━━━━━ Data for the task ━━━━━

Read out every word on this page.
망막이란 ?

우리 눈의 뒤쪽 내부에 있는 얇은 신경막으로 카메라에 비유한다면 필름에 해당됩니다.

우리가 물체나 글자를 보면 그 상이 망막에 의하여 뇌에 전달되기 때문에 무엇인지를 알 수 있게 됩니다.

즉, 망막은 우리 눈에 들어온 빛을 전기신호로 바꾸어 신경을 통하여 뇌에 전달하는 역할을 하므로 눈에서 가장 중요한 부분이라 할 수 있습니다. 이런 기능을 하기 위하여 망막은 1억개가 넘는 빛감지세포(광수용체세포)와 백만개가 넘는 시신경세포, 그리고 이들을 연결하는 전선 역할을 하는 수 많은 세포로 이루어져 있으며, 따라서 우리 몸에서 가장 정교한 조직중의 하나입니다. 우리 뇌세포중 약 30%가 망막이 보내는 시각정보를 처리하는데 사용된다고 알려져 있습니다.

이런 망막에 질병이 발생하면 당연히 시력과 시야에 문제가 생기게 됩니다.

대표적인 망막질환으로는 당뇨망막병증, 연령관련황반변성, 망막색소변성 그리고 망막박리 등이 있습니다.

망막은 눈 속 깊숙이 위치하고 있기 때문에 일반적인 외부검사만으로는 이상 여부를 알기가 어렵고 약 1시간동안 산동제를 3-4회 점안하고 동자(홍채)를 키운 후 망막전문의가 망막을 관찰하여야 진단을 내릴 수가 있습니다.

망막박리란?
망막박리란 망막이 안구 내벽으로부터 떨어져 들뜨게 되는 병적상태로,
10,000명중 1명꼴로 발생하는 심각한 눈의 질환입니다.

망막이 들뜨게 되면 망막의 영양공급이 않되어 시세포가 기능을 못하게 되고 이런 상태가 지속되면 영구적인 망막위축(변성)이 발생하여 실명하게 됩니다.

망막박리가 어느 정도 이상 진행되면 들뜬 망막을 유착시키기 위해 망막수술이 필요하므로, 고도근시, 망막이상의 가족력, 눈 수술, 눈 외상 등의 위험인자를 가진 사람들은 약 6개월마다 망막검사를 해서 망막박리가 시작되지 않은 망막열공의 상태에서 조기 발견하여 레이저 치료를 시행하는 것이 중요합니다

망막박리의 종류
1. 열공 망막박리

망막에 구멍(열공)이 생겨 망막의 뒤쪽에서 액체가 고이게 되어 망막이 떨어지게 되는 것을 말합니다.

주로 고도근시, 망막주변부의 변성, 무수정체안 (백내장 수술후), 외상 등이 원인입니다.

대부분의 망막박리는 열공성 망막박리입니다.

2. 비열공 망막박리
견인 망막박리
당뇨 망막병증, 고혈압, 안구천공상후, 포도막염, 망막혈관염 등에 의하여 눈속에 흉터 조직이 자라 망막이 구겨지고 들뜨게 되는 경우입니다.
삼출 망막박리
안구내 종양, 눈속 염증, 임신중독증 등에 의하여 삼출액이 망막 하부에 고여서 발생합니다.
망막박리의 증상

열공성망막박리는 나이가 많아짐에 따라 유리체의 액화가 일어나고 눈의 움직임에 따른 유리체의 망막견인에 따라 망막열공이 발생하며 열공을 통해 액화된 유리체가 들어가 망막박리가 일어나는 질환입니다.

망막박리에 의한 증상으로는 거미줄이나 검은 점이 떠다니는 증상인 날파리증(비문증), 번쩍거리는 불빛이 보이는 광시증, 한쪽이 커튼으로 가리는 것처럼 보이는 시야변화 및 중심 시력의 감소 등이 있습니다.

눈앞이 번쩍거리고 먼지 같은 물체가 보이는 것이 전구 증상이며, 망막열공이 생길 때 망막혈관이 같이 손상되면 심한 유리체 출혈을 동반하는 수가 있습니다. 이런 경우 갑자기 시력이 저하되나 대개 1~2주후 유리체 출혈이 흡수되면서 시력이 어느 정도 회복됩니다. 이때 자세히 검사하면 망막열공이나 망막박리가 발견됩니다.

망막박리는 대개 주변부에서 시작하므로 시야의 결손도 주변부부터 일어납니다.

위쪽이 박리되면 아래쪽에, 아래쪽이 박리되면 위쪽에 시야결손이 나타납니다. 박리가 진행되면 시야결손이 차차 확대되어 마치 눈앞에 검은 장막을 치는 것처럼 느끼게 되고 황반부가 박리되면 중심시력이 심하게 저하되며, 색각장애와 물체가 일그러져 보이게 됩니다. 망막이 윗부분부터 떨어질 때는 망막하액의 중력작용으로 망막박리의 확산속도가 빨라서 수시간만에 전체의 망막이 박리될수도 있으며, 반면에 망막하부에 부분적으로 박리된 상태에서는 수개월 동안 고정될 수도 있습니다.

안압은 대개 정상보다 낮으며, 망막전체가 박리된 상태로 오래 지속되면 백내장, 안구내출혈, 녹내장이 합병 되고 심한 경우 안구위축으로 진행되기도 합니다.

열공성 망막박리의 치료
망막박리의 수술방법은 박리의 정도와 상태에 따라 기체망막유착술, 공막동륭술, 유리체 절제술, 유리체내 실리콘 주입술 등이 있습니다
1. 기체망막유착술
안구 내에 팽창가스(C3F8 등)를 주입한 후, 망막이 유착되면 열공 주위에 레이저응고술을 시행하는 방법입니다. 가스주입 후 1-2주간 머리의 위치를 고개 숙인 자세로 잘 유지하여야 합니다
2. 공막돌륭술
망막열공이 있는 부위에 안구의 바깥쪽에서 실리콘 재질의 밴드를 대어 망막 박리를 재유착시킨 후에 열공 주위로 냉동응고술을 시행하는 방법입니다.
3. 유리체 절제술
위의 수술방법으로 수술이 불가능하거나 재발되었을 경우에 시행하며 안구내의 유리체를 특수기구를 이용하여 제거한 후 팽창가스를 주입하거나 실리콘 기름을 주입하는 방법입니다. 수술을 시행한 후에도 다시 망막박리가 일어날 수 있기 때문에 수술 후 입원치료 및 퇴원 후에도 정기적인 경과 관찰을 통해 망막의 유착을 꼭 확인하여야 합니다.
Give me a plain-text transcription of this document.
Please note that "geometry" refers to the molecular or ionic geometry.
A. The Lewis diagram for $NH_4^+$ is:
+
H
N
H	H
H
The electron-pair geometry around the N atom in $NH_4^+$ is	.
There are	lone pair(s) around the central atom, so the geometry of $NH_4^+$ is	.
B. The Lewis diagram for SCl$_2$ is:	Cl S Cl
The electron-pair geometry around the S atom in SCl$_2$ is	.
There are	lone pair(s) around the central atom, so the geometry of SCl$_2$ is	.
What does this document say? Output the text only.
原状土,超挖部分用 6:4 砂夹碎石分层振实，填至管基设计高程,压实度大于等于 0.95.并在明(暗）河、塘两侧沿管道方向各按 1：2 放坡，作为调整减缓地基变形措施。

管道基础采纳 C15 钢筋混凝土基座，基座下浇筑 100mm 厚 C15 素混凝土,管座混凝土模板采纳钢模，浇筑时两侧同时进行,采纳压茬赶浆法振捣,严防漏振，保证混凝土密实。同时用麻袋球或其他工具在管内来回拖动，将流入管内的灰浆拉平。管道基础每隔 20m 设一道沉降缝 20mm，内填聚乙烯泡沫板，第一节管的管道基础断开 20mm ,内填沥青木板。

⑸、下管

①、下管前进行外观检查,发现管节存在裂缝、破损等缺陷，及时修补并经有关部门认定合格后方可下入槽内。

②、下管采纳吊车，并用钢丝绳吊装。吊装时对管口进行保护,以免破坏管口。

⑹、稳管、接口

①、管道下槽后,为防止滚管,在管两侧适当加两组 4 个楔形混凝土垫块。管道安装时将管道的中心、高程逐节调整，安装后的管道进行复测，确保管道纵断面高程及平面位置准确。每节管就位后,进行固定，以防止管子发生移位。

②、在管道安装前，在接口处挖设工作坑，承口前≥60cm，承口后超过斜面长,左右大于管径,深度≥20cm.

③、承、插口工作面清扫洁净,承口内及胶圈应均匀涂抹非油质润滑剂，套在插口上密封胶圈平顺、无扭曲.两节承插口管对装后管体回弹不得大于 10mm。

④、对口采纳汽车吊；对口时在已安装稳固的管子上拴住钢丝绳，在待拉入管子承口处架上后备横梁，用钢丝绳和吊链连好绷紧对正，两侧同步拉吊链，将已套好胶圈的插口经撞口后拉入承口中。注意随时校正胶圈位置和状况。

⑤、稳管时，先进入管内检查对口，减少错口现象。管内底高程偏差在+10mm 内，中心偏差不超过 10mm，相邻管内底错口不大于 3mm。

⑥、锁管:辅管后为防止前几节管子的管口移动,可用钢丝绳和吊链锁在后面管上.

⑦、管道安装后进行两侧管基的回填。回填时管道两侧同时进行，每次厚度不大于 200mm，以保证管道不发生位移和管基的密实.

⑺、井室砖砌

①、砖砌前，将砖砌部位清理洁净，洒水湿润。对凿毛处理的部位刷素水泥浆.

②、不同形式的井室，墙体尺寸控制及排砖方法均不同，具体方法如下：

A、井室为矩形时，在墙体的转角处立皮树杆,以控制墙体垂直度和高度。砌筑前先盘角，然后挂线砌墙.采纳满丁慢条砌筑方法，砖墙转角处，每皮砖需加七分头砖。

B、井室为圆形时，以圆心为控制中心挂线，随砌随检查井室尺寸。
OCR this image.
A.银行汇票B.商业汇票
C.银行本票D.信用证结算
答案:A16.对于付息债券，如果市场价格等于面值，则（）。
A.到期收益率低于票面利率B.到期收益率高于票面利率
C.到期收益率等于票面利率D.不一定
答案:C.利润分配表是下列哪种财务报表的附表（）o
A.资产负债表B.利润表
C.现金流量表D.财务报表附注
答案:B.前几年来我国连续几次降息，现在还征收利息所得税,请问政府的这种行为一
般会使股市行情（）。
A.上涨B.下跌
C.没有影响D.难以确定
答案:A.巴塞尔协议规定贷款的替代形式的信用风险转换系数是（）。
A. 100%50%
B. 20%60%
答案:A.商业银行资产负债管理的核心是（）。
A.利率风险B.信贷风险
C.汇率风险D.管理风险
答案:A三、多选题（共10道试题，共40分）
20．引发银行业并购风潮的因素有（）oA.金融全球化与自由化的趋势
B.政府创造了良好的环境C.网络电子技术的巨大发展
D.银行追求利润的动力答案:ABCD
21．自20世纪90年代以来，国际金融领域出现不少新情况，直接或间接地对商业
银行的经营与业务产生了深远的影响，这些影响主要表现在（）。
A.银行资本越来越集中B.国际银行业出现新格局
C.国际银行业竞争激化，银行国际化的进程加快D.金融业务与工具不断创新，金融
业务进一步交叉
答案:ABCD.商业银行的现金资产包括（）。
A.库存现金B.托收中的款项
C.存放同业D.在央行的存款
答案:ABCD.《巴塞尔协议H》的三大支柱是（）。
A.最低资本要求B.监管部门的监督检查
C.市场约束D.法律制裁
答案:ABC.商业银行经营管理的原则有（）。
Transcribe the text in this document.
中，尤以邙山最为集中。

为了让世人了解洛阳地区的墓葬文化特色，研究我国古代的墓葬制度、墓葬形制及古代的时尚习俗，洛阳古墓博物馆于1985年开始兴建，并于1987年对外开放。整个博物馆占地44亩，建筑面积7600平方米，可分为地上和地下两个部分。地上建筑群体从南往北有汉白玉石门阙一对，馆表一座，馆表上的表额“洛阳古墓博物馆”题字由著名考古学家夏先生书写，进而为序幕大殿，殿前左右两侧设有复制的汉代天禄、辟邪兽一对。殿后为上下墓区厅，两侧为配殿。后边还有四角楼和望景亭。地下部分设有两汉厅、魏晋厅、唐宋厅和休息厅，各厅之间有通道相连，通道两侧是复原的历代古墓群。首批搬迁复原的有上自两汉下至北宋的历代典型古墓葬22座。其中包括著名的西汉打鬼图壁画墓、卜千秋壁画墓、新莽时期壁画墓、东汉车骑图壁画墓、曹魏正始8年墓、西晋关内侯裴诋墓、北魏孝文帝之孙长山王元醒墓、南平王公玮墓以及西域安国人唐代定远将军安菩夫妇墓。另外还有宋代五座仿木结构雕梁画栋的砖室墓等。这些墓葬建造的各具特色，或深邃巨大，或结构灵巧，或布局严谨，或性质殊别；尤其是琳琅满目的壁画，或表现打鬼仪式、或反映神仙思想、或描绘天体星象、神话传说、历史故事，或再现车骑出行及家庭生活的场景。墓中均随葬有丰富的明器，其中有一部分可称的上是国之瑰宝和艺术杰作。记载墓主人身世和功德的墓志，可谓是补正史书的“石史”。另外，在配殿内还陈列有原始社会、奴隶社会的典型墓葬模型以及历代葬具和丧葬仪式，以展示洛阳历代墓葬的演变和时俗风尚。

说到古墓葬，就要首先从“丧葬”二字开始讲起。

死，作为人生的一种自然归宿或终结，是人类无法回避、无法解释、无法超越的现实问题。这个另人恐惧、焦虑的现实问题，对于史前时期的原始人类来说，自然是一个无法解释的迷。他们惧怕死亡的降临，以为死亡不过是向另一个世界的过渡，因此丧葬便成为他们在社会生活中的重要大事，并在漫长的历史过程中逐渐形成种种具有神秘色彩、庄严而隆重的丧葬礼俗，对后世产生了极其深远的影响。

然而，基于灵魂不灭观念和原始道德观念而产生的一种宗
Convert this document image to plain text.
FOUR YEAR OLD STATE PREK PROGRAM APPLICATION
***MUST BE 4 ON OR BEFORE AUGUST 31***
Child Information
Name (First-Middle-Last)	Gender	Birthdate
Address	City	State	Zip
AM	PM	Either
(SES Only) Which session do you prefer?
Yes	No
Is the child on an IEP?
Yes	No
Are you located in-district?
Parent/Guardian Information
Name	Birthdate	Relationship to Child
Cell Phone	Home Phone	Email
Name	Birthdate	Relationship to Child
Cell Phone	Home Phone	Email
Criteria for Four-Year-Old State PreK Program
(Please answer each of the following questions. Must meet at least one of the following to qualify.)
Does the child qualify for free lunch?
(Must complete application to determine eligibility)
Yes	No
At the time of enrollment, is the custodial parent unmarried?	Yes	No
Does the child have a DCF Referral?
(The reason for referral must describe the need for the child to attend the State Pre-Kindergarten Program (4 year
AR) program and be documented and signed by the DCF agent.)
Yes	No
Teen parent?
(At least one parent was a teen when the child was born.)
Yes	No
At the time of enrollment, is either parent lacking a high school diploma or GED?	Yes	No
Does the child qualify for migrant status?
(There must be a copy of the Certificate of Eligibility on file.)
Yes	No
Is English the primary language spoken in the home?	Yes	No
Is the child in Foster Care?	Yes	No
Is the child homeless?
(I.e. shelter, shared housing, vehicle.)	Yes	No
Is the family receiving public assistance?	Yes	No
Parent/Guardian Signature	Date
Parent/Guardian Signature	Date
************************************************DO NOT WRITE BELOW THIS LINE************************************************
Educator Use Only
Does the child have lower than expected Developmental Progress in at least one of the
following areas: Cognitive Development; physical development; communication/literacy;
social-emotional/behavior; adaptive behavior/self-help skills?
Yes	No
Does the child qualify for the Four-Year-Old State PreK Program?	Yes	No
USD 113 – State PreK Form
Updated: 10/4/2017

━━━━━

# What is required
Of the lines above, how many include the word "have"? Reply with the number alone.

# Full answer
2